● **Exercise requirements**:
Your answer should be a single number: how many lines in the data below hold the string "signal".

━━━━━ Supplied data

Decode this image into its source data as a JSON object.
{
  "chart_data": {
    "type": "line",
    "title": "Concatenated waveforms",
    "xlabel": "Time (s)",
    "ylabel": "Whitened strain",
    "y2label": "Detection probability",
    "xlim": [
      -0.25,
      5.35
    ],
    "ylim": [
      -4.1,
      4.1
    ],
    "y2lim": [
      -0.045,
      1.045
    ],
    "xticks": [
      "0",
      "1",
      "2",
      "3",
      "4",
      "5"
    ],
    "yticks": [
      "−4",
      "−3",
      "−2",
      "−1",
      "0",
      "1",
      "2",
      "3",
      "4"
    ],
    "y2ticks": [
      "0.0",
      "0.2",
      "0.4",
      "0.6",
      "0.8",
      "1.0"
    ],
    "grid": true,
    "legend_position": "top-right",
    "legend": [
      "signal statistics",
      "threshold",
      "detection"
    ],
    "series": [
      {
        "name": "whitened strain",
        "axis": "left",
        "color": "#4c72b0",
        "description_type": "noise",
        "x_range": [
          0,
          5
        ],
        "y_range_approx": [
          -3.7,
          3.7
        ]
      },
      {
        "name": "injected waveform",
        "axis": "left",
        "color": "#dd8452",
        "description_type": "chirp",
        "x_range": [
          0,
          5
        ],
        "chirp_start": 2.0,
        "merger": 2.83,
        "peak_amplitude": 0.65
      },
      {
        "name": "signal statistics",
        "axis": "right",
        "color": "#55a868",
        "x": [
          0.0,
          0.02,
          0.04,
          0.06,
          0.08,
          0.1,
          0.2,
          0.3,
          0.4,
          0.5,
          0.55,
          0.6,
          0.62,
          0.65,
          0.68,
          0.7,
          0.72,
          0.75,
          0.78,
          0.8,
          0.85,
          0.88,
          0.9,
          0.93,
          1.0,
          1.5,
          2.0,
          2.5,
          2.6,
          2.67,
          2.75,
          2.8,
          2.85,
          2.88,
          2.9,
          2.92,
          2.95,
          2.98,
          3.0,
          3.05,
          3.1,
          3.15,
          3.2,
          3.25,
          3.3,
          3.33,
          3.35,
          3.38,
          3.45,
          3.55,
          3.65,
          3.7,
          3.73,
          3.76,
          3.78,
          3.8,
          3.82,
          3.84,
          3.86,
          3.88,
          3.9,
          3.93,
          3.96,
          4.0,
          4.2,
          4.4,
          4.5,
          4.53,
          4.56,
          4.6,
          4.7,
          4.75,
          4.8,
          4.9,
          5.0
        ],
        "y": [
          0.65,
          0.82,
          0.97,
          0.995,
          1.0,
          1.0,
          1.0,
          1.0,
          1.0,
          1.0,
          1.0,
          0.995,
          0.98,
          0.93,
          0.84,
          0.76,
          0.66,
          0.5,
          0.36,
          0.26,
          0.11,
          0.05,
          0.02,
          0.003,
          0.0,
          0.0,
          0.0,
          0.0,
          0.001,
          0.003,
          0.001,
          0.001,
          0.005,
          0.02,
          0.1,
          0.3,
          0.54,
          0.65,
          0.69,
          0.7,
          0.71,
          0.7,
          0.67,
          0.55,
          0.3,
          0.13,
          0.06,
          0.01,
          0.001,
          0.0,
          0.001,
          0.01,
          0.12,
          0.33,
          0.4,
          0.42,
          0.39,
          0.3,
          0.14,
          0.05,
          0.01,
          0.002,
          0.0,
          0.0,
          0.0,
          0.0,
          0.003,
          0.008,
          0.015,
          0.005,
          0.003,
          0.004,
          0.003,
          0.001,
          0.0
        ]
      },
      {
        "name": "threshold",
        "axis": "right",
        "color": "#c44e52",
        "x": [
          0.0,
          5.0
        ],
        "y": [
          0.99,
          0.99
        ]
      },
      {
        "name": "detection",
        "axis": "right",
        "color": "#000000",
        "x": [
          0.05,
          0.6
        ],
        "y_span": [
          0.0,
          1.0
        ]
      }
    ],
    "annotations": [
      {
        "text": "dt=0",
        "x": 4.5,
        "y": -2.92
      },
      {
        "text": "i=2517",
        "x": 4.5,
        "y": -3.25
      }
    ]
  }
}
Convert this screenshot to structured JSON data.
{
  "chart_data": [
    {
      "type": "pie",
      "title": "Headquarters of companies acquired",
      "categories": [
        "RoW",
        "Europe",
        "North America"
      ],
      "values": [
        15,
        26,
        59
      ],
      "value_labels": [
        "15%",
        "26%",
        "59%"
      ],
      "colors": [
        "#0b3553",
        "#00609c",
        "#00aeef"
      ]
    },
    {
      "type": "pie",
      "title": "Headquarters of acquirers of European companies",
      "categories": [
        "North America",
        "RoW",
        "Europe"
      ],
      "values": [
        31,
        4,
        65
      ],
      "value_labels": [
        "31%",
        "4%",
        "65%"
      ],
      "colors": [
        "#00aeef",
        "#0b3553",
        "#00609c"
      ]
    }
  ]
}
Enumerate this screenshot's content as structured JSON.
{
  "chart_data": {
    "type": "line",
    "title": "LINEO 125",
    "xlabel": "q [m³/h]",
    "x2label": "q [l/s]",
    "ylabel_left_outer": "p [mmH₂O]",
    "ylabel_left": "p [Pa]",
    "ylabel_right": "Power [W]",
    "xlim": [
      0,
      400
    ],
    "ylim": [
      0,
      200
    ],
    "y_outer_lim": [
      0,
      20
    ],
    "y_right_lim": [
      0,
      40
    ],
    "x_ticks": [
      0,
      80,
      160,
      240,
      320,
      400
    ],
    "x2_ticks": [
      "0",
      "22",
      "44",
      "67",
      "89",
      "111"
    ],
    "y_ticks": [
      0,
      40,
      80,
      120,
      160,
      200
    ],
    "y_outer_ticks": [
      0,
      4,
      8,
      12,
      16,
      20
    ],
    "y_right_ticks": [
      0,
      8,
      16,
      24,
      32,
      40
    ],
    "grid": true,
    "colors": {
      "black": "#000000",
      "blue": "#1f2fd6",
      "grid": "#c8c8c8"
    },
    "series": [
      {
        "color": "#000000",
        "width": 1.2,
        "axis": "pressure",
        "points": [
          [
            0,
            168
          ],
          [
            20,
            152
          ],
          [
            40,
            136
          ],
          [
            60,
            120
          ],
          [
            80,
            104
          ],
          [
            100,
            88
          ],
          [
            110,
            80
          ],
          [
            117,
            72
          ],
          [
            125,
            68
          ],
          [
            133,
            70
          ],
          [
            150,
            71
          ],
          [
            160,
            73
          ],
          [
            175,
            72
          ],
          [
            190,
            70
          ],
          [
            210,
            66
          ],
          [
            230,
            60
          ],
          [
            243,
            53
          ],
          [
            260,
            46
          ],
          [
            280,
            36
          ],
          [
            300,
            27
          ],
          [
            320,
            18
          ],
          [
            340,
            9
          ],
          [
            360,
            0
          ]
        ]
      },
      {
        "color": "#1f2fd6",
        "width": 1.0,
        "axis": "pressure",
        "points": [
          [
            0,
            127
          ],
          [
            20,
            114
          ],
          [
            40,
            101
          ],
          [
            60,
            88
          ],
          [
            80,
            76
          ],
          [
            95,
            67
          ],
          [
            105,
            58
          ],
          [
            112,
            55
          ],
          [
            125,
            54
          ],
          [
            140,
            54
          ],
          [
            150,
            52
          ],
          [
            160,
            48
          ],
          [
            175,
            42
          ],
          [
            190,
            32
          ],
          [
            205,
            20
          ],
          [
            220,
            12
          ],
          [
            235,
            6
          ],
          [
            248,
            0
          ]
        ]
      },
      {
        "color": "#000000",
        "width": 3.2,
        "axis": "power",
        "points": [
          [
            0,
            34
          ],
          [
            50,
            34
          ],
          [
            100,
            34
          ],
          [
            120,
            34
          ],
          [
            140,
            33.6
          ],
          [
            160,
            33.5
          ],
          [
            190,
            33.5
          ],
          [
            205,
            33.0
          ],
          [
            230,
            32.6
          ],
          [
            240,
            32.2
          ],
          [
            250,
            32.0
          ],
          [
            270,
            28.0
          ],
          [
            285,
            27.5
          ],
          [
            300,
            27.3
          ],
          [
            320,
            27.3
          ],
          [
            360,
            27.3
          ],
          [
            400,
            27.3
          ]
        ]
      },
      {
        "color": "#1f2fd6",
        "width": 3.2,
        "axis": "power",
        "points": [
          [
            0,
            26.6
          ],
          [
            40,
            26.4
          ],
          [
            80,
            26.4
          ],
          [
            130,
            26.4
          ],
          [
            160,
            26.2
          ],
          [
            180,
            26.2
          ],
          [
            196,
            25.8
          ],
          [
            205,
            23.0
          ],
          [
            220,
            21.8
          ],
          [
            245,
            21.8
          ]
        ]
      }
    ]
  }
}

━━━━━━━━━━

● **Answer for this exercise**:
2